Collection entries
########################################

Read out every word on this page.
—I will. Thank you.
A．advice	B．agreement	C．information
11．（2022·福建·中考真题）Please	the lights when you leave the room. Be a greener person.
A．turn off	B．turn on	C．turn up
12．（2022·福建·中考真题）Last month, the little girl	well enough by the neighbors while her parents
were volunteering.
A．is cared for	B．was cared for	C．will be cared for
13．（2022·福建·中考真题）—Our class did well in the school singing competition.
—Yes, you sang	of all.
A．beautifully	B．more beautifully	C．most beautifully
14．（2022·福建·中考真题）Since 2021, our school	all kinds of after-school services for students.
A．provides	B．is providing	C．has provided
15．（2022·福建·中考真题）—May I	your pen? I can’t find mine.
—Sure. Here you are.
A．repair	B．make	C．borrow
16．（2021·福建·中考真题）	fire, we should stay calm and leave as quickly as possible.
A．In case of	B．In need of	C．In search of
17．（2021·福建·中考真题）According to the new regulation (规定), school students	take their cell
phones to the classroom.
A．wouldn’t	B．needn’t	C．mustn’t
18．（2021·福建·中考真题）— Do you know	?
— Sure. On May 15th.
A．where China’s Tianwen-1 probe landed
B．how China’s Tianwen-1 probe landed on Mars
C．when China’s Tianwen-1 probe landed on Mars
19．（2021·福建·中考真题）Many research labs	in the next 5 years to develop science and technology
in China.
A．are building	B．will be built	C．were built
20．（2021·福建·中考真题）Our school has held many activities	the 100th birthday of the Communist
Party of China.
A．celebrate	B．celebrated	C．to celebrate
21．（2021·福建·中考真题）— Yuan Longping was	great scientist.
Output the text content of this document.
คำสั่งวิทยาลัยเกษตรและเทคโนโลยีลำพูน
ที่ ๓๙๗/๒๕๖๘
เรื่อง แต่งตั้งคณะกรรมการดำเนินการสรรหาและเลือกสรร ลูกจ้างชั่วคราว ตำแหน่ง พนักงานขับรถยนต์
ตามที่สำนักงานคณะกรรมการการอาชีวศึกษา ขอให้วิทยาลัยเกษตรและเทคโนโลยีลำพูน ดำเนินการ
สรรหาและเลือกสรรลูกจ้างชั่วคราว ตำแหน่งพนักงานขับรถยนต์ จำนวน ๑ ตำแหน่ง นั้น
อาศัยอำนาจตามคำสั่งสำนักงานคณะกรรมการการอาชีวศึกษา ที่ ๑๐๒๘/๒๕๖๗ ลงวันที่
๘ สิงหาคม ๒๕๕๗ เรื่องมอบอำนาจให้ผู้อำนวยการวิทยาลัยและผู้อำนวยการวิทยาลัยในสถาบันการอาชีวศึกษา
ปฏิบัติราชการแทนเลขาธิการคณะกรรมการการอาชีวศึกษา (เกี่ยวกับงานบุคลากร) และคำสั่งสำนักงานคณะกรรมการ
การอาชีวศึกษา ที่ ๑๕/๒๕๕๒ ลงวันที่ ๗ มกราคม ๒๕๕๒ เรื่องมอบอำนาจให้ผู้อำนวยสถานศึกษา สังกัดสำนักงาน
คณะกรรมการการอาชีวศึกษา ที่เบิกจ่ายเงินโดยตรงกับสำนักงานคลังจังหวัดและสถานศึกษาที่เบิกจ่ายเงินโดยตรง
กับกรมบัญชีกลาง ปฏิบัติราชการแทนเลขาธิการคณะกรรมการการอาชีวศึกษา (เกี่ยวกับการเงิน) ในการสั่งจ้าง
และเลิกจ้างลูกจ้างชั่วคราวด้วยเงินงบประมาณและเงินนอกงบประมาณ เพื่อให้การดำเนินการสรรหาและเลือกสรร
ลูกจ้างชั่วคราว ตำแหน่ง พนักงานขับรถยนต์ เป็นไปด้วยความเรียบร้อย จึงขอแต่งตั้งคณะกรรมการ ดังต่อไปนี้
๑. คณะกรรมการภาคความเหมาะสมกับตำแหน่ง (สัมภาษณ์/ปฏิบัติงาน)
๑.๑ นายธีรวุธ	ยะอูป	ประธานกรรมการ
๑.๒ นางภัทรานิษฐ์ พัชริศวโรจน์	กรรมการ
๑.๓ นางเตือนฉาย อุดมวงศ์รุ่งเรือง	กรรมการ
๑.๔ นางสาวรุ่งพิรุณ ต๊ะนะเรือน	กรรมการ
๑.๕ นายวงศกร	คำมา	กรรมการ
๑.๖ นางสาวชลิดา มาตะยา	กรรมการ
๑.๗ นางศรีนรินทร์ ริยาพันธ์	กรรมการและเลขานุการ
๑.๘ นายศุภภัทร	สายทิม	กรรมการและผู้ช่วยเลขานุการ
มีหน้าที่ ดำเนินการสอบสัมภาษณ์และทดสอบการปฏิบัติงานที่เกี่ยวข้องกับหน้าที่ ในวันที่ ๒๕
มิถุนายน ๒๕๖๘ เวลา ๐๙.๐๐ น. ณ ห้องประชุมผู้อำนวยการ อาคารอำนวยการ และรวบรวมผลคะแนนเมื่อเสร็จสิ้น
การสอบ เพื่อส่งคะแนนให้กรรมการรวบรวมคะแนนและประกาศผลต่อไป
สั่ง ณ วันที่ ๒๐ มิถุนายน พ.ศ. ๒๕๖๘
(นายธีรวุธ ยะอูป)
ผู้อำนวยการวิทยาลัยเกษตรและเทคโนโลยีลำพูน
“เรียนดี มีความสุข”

########################################

## Written instruction
Retype the data in full and match it exactly.

## The response
Read out every word on this page.
—I will. Thank you.
A．advice	B．agreement	C．information
11．（2022·福建·中考真题）Please	the lights when you leave the room. Be a greener person.
A．turn off	B．turn on	C．turn up
12．（2022·福建·中考真题）Last month, the little girl	well enough by the neighbors while her parents
were volunteering.
A．is cared for	B．was cared for	C．will be cared for
13．（2022·福建·中考真题）—Our class did well in the school singing competition.
—Yes, you sang	of all.
A．beautifully	B．more beautifully	C．most beautifully
14．（2022·福建·中考真题）Since 2021, our school	all kinds of after-school services for students.
A．provides	B．is providing	C．has provided
15．（2022·福建·中考真题）—May I	your pen? I can’t find mine.
—Sure. Here you are.
A．repair	B．make	C．borrow
16．（2021·福建·中考真题）	fire, we should stay calm and leave as quickly as possible.
A．In case of	B．In need of	C．In search of
17．（2021·福建·中考真题）According to the new regulation (规定), school students	take their cell
phones to the classroom.
A．wouldn’t	B．needn’t	C．mustn’t
18．（2021·福建·中考真题）— Do you know	?
— Sure. On May 15th.
A．where China’s Tianwen-1 probe landed
B．how China’s Tianwen-1 probe landed on Mars
C．when China’s Tianwen-1 probe landed on Mars
19．（2021·福建·中考真题）Many research labs	in the next 5 years to develop science and technology
in China.
A．are building	B．will be built	C．were built
20．（2021·福建·中考真题）Our school has held many activities	the 100th birthday of the Communist
Party of China.
A．celebrate	B．celebrated	C．to celebrate
21．（2021·福建·中考真题）— Yuan Longping was	great scientist.
Output the text content of this document.
คำสั่งวิทยาลัยเกษตรและเทคโนโลยีลำพูน
ที่ ๓๙๗/๒๕๖๘
เรื่อง แต่งตั้งคณะกรรมการดำเนินการสรรหาและเลือกสรร ลูกจ้างชั่วคราว ตำแหน่ง พนักงานขับรถยนต์
ตามที่สำนักงานคณะกรรมการการอาชีวศึกษา ขอให้วิทยาลัยเกษตรและเทคโนโลยีลำพูน ดำเนินการ
สรรหาและเลือกสรรลูกจ้างชั่วคราว ตำแหน่งพนักงานขับรถยนต์ จำนวน ๑ ตำแหน่ง นั้น
อาศัยอำนาจตามคำสั่งสำนักงานคณะกรรมการการอาชีวศึกษา ที่ ๑๐๒๘/๒๕๖๗ ลงวันที่
๘ สิงหาคม ๒๕๕๗ เรื่องมอบอำนาจให้ผู้อำนวยการวิทยาลัยและผู้อำนวยการวิทยาลัยในสถาบันการอาชีวศึกษา
ปฏิบัติราชการแทนเลขาธิการคณะกรรมการการอาชีวศึกษา (เกี่ยวกับงานบุคลากร) และคำสั่งสำนักงานคณะกรรมการ
การอาชีวศึกษา ที่ ๑๕/๒๕๕๒ ลงวันที่ ๗ มกราคม ๒๕๕๒ เรื่องมอบอำนาจให้ผู้อำนวยสถานศึกษา สังกัดสำนักงาน
คณะกรรมการการอาชีวศึกษา ที่เบิกจ่ายเงินโดยตรงกับสำนักงานคลังจังหวัดและสถานศึกษาที่เบิกจ่ายเงินโดยตรง
กับกรมบัญชีกลาง ปฏิบัติราชการแทนเลขาธิการคณะกรรมการการอาชีวศึกษา (เกี่ยวกับการเงิน) ในการสั่งจ้าง
และเลิกจ้างลูกจ้างชั่วคราวด้วยเงินงบประมาณและเงินนอกงบประมาณ เพื่อให้การดำเนินการสรรหาและเลือกสรร
ลูกจ้างชั่วคราว ตำแหน่ง พนักงานขับรถยนต์ เป็นไปด้วยความเรียบร้อย จึงขอแต่งตั้งคณะกรรมการ ดังต่อไปนี้
๑. คณะกรรมการภาคความเหมาะสมกับตำแหน่ง (สัมภาษณ์/ปฏิบัติงาน)
๑.๑ นายธีรวุธ	ยะอูป	ประธานกรรมการ
๑.๒ นางภัทรานิษฐ์ พัชริศวโรจน์	กรรมการ
๑.๓ นางเตือนฉาย อุดมวงศ์รุ่งเรือง	กรรมการ
๑.๔ นางสาวรุ่งพิรุณ ต๊ะนะเรือน	กรรมการ
๑.๕ นายวงศกร	คำมา	กรรมการ
๑.๖ นางสาวชลิดา มาตะยา	กรรมการ
๑.๗ นางศรีนรินทร์ ริยาพันธ์	กรรมการและเลขานุการ
๑.๘ นายศุภภัทร	สายทิม	กรรมการและผู้ช่วยเลขานุการ
มีหน้าที่ ดำเนินการสอบสัมภาษณ์และทดสอบการปฏิบัติงานที่เกี่ยวข้องกับหน้าที่ ในวันที่ ๒๕
มิถุนายน ๒๕๖๘ เวลา ๐๙.๐๐ น. ณ ห้องประชุมผู้อำนวยการ อาคารอำนวยการ และรวบรวมผลคะแนนเมื่อเสร็จสิ้น
การสอบ เพื่อส่งคะแนนให้กรรมการรวบรวมคะแนนและประกาศผลต่อไป
สั่ง ณ วันที่ ๒๐ มิถุนายน พ.ศ. ๒๕๖๘
(นายธีรวุธ ยะอูป)
ผู้อำนวยการวิทยาลัยเกษตรและเทคโนโลยีลำพูน
“เรียนดี มีความสุข”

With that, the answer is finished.